──────── SUPPLIED DATA
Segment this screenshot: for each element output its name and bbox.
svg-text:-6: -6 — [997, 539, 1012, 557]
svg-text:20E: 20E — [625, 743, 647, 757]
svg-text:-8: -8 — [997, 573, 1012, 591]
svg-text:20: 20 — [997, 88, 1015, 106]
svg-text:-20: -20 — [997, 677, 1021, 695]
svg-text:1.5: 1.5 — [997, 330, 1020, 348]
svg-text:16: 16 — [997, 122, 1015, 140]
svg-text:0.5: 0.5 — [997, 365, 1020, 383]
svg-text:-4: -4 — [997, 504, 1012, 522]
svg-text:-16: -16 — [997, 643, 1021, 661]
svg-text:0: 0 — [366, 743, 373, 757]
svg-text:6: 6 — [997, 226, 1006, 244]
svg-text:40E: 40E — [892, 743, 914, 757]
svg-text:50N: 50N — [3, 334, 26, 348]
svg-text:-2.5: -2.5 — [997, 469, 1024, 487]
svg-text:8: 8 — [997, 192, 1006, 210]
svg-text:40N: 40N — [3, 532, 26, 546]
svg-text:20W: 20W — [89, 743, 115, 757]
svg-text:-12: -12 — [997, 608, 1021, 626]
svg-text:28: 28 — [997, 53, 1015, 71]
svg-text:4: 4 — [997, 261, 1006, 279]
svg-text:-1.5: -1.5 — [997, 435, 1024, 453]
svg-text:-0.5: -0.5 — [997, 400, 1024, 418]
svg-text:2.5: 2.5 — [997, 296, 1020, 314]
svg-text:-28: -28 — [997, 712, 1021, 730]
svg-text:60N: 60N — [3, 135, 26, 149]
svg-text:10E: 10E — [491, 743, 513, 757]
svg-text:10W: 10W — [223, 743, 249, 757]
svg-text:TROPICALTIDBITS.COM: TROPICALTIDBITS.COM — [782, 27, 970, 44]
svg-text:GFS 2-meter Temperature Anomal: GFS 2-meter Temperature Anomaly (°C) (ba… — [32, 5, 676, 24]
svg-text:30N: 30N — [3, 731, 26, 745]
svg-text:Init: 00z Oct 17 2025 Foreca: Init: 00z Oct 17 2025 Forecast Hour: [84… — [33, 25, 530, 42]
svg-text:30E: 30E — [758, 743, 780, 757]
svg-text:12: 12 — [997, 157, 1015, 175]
────────────────
Copy all of the records above line for line, changing nothing.

Segment this screenshot: for each element output its name and bbox.
svg-text:-6: -6 — [997, 539, 1012, 557]
svg-text:20E: 20E — [625, 743, 647, 757]
svg-text:-8: -8 — [997, 573, 1012, 591]
svg-text:20: 20 — [997, 88, 1015, 106]
svg-text:-20: -20 — [997, 677, 1021, 695]
svg-text:1.5: 1.5 — [997, 330, 1020, 348]
svg-text:16: 16 — [997, 122, 1015, 140]
svg-text:0.5: 0.5 — [997, 365, 1020, 383]
svg-text:-4: -4 — [997, 504, 1012, 522]
svg-text:-16: -16 — [997, 643, 1021, 661]
svg-text:0: 0 — [366, 743, 373, 757]
svg-text:6: 6 — [997, 226, 1006, 244]
svg-text:40E: 40E — [892, 743, 914, 757]
svg-text:50N: 50N — [3, 334, 26, 348]
svg-text:-2.5: -2.5 — [997, 469, 1024, 487]
svg-text:8: 8 — [997, 192, 1006, 210]
svg-text:40N: 40N — [3, 532, 26, 546]
svg-text:20W: 20W — [89, 743, 115, 757]
svg-text:-12: -12 — [997, 608, 1021, 626]
svg-text:28: 28 — [997, 53, 1015, 71]
svg-text:4: 4 — [997, 261, 1006, 279]
svg-text:-1.5: -1.5 — [997, 435, 1024, 453]
svg-text:-0.5: -0.5 — [997, 400, 1024, 418]
svg-text:2.5: 2.5 — [997, 296, 1020, 314]
svg-text:-28: -28 — [997, 712, 1021, 730]
svg-text:60N: 60N — [3, 135, 26, 149]
svg-text:10E: 10E — [491, 743, 513, 757]
svg-text:10W: 10W — [223, 743, 249, 757]
svg-text:TROPICALTIDBITS.COM: TROPICALTIDBITS.COM — [782, 27, 970, 44]
svg-text:GFS 2-meter Temperature Anomal: GFS 2-meter Temperature Anomaly (°C) (ba… — [32, 5, 676, 24]
svg-text:30N: 30N — [3, 731, 26, 745]
svg-text:Init: 00z Oct 17 2025 Foreca: Init: 00z Oct 17 2025 Forecast Hour: [84… — [33, 25, 530, 42]
svg-text:30E: 30E — [758, 743, 780, 757]
svg-text:12: 12 — [997, 157, 1015, 175]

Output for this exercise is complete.